Written task: Leave out every picture, then transcribe the rest of the listing exactly.

== Records for the exercise ==

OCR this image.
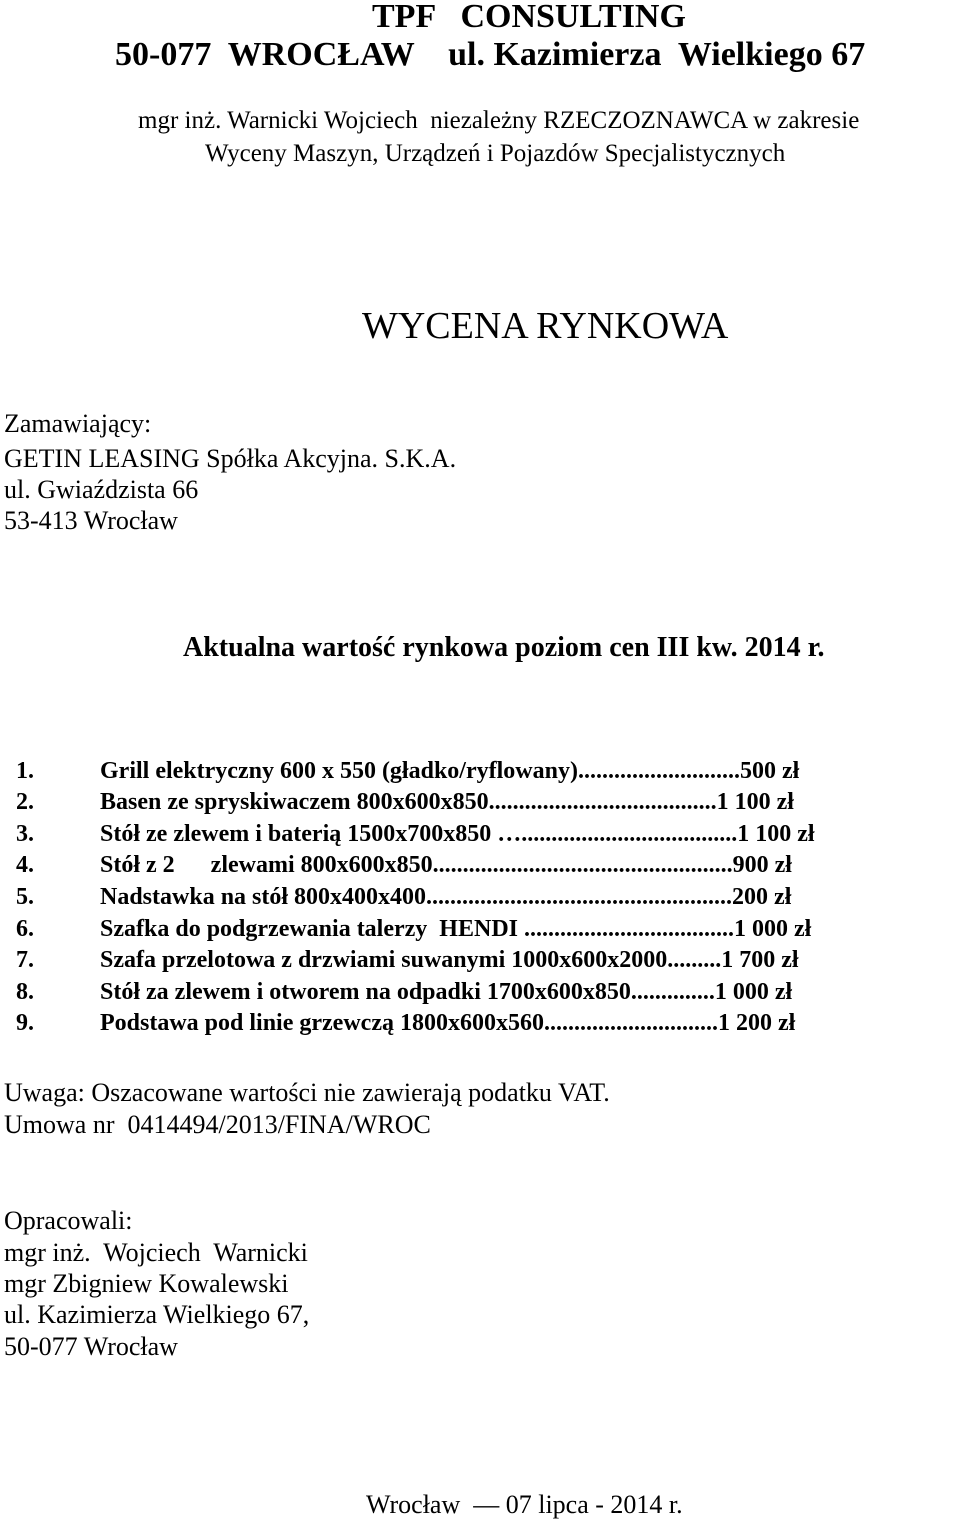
TPF   CONSULTING
50-077  WROCŁAW    ul. Kazimierza  Wielkiego 67
mgr inż. Warnicki Wojciech  niezależny RZECZOZNAWCA w zakresie
Wyceny Maszyn, Urządzeń i Pojazdów Specjalistycznych
WYCENA RYNKOWA
Zamawiający:
GETIN LEASING Spółka Akcyjna. S.K.A.
ul. Gwiaździsta 66
53-413 Wrocław
Aktualna wartość rynkowa poziom cen III kw. 2014 r.

1.	Grill elektryczny 600 x 550 (gładko/ryflowany)...........................500 zł

2.	Basen ze spryskiwaczem 800x600x850......................................1 100 zł

3.	Stół ze zlewem i baterią 1500x700x850 …....................................1 100 zł

4.	Stół z 2      zlewami 800x600x850..................................................900 zł

5.	Nadstawka na stół 800x400x400...................................................200 zł

6.	Szafka do podgrzewania talerzy  HENDI ...................................1 000 zł

7.	Szafa przelotowa z drzwiami suwanymi 1000x600x2000.........1 700 zł

8.	Stół za zlewem i otworem na odpadki 1700x600x850..............1 000 zł

9.	Podstawa pod linie grzewczą 1800x600x560.............................1 200 zł

Uwaga: Oszacowane wartości nie zawierają podatku VAT.
Umowa nr  0414494/2013/FINA/WROC
Opracowali:
mgr inż.  Wojciech  Warnicki
mgr Zbigniew Kowalewski
ul. Kazimierza Wielkiego 67,
50-077 Wrocław
Wrocław  — 07 lipca - 2014 r.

===

Answer to the task:
OCR this image.
TPF   CONSULTING
50-077  WROCŁAW    ul. Kazimierza  Wielkiego 67
mgr inż. Warnicki Wojciech  niezależny RZECZOZNAWCA w zakresie
Wyceny Maszyn, Urządzeń i Pojazdów Specjalistycznych
WYCENA RYNKOWA
Zamawiający:
GETIN LEASING Spółka Akcyjna. S.K.A.
ul. Gwiaździsta 66
53-413 Wrocław
Aktualna wartość rynkowa poziom cen III kw. 2014 r.

1.	Grill elektryczny 600 x 550 (gładko/ryflowany)...........................500 zł

2.	Basen ze spryskiwaczem 800x600x850......................................1 100 zł

3.	Stół ze zlewem i baterią 1500x700x850 …....................................1 100 zł

4.	Stół z 2      zlewami 800x600x850..................................................900 zł

5.	Nadstawka na stół 800x400x400...................................................200 zł

6.	Szafka do podgrzewania talerzy  HENDI ...................................1 000 zł

7.	Szafa przelotowa z drzwiami suwanymi 1000x600x2000.........1 700 zł

8.	Stół za zlewem i otworem na odpadki 1700x600x850..............1 000 zł

9.	Podstawa pod linie grzewczą 1800x600x560.............................1 200 zł

Uwaga: Oszacowane wartości nie zawierają podatku VAT.
Umowa nr  0414494/2013/FINA/WROC
Opracowali:
mgr inż.  Wojciech  Warnicki
mgr Zbigniew Kowalewski
ul. Kazimierza Wielkiego 67,
50-077 Wrocław
Wrocław  — 07 lipca - 2014 r.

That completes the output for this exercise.